Begin
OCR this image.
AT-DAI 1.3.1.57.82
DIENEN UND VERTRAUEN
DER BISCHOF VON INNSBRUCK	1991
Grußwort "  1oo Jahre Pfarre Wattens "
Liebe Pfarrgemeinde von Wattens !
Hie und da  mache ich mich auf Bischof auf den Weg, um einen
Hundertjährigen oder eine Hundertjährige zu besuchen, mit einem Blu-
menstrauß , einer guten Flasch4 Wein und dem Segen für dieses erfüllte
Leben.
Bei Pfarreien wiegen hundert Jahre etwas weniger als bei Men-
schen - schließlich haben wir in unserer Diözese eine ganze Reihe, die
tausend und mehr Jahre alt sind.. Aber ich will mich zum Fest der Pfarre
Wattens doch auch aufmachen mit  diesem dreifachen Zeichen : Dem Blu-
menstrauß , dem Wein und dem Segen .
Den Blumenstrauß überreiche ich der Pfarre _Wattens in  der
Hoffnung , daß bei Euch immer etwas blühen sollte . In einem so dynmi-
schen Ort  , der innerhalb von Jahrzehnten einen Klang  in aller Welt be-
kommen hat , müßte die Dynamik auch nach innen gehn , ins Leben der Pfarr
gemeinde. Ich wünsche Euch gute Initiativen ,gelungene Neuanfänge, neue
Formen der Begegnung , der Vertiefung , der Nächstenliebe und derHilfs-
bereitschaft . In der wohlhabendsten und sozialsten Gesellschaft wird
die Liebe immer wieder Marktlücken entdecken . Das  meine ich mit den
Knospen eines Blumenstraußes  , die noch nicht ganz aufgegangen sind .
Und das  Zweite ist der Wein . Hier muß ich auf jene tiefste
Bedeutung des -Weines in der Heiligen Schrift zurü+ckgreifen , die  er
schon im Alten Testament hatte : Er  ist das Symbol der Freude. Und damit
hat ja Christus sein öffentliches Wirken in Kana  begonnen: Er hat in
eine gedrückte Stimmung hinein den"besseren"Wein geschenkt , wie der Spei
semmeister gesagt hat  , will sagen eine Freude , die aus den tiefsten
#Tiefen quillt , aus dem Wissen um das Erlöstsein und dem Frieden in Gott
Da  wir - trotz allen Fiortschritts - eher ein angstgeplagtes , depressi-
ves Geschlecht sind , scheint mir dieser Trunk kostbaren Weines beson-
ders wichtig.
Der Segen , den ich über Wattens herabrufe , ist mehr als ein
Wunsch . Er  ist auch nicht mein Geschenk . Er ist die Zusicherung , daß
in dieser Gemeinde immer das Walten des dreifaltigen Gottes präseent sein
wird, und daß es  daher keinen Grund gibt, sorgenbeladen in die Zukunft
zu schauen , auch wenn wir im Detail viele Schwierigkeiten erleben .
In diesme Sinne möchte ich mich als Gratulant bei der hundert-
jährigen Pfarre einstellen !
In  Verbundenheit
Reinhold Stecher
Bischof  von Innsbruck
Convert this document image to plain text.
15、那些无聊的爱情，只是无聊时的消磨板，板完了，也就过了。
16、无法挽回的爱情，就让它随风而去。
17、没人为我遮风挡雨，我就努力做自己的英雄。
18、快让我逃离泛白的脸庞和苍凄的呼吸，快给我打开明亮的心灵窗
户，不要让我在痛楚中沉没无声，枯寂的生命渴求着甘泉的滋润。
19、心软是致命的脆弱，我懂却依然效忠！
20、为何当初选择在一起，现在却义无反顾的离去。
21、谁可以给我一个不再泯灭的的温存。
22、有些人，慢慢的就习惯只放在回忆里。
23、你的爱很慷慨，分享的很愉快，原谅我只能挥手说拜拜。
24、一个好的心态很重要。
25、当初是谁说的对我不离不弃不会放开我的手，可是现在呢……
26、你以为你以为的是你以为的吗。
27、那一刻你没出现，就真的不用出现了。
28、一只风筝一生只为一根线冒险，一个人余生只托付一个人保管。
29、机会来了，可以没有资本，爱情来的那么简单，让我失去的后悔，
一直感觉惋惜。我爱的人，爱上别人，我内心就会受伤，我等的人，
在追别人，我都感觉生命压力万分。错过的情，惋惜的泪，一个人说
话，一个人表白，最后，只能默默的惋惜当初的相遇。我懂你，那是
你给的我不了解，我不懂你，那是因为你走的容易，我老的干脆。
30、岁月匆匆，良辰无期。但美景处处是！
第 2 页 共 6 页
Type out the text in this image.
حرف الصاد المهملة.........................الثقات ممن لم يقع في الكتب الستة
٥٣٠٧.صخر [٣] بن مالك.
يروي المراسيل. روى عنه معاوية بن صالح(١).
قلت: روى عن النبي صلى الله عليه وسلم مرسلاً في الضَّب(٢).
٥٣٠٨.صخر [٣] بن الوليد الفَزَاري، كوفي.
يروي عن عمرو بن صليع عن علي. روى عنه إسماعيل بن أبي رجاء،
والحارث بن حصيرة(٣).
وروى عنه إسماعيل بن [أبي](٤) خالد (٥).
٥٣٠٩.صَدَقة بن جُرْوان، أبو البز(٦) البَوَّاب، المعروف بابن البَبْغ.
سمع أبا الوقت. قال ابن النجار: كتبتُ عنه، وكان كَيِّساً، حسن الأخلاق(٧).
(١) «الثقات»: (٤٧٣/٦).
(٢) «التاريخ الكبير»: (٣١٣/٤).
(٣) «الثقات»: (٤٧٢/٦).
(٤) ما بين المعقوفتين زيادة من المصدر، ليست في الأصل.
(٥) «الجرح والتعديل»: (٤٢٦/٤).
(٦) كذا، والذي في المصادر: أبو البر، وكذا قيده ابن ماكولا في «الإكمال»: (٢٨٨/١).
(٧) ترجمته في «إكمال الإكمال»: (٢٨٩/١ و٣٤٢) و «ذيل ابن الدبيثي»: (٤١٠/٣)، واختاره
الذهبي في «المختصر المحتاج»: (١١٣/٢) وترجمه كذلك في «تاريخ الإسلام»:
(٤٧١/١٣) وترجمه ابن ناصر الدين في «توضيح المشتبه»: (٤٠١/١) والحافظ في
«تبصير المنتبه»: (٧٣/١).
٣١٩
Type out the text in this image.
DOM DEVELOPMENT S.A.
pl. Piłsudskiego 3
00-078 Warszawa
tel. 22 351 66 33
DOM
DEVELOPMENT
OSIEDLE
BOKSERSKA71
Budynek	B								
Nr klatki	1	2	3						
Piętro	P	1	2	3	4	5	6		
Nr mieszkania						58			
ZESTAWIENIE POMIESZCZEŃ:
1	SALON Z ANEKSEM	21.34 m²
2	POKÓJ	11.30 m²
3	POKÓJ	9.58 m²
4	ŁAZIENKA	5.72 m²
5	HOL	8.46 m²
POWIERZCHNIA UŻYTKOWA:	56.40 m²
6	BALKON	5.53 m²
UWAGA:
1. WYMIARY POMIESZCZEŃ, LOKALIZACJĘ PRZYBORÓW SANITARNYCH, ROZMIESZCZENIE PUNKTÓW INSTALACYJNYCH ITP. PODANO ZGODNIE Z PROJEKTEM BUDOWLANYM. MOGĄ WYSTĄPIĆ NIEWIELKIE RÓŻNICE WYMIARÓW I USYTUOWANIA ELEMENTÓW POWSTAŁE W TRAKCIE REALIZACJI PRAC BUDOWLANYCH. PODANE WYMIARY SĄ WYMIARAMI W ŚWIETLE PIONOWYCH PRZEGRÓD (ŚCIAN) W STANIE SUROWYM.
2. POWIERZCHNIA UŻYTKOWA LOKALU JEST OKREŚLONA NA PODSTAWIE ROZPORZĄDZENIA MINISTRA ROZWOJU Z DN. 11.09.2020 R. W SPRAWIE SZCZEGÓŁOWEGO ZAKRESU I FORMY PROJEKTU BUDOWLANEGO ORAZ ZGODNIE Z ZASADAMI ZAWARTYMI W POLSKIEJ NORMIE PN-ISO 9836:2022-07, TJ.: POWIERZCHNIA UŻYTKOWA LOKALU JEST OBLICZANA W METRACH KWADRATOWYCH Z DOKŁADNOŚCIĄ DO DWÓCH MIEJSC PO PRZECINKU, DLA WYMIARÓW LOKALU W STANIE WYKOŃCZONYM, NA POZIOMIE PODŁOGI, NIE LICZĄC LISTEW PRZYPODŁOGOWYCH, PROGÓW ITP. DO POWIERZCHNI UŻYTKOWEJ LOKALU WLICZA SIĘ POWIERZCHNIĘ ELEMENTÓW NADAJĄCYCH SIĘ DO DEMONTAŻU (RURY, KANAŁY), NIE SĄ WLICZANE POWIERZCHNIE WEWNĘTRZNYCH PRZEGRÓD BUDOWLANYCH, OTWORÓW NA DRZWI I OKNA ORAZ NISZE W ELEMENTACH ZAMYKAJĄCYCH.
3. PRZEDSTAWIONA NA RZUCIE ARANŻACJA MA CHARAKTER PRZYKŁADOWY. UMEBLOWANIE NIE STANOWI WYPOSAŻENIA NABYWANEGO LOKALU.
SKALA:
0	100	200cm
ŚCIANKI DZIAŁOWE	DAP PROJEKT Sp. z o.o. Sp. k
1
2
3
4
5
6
End
## Problem
List every line from the entries above in which "الإكمال" appears.

## Solved exercise
(٦) كذا، والذي في المصادر: أبو البر، وكذا قيده ابن ماكولا في «الإكمال»: (٢٨٨/١).
(٧) ترجمته في «إكمال الإكمال»: (٢٨٩/١ و٣٤٢) و «ذيل ابن الدبيثي»: (٤١٠/٣)، واختاره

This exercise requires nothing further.